### GIVEN REQUEST
Can you copy the listing below line for line, with no changes?

### DATA LINES
┌──

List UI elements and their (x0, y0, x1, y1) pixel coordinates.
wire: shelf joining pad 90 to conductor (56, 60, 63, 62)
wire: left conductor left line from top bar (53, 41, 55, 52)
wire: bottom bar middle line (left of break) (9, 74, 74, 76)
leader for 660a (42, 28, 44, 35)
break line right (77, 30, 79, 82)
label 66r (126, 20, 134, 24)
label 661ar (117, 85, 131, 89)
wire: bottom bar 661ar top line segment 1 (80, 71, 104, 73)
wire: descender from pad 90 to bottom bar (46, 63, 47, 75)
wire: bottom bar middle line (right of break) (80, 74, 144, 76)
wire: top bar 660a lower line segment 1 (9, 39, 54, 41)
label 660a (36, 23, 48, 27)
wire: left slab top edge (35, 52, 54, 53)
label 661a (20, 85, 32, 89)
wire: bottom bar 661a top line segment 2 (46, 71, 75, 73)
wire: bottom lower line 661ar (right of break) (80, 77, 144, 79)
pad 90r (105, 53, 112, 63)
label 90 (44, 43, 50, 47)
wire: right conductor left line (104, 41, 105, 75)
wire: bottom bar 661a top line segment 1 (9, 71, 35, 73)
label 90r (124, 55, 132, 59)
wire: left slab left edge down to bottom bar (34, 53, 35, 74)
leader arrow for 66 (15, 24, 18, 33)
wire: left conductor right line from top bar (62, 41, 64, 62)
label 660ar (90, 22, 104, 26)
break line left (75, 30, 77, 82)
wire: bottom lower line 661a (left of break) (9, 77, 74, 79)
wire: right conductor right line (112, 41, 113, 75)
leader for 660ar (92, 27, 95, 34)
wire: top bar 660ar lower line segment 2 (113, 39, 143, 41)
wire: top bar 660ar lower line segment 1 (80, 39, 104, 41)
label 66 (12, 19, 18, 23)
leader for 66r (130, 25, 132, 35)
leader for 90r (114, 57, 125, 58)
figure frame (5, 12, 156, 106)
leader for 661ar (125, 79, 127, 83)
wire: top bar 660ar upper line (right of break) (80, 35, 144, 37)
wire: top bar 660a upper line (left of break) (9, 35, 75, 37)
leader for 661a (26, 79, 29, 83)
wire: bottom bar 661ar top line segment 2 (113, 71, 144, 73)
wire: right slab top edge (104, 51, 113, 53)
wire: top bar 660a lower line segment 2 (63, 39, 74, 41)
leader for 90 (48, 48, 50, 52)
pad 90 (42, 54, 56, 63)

└──

### SOLUTION TO THIS TASK
List UI elements and their (x0, y0, x1, y1) pixel coordinates.
wire: shelf joining pad 90 to conductor (56, 60, 63, 62)
wire: left conductor left line from top bar (53, 41, 55, 52)
wire: bottom bar middle line (left of break) (9, 74, 74, 76)
leader for 660a (42, 28, 44, 35)
break line right (77, 30, 79, 82)
label 66r (126, 20, 134, 24)
label 661ar (117, 85, 131, 89)
wire: bottom bar 661ar top line segment 1 (80, 71, 104, 73)
wire: descender from pad 90 to bottom bar (46, 63, 47, 75)
wire: bottom bar middle line (right of break) (80, 74, 144, 76)
wire: top bar 660a lower line segment 1 (9, 39, 54, 41)
label 660a (36, 23, 48, 27)
wire: left slab top edge (35, 52, 54, 53)
label 661a (20, 85, 32, 89)
wire: bottom bar 661a top line segment 2 (46, 71, 75, 73)
wire: bottom lower line 661ar (right of break) (80, 77, 144, 79)
pad 90r (105, 53, 112, 63)
label 90 (44, 43, 50, 47)
wire: right conductor left line (104, 41, 105, 75)
wire: bottom bar 661a top line segment 1 (9, 71, 35, 73)
label 90r (124, 55, 132, 59)
wire: left slab left edge down to bottom bar (34, 53, 35, 74)
leader arrow for 66 (15, 24, 18, 33)
wire: left conductor right line from top bar (62, 41, 64, 62)
label 660ar (90, 22, 104, 26)
break line left (75, 30, 77, 82)
wire: bottom lower line 661a (left of break) (9, 77, 74, 79)
wire: right conductor right line (112, 41, 113, 75)
leader for 660ar (92, 27, 95, 34)
wire: top bar 660ar lower line segment 2 (113, 39, 143, 41)
wire: top bar 660ar lower line segment 1 (80, 39, 104, 41)
label 66 (12, 19, 18, 23)
leader for 66r (130, 25, 132, 35)
leader for 90r (114, 57, 125, 58)
figure frame (5, 12, 156, 106)
leader for 661ar (125, 79, 127, 83)
wire: top bar 660ar upper line (right of break) (80, 35, 144, 37)
wire: top bar 660a upper line (left of break) (9, 35, 75, 37)
leader for 661a (26, 79, 29, 83)
wire: bottom bar 661ar top line segment 2 (113, 71, 144, 73)
wire: right slab top edge (104, 51, 113, 53)
wire: top bar 660a lower line segment 2 (63, 39, 74, 41)
leader for 90 (48, 48, 50, 52)
pad 90 (42, 54, 56, 63)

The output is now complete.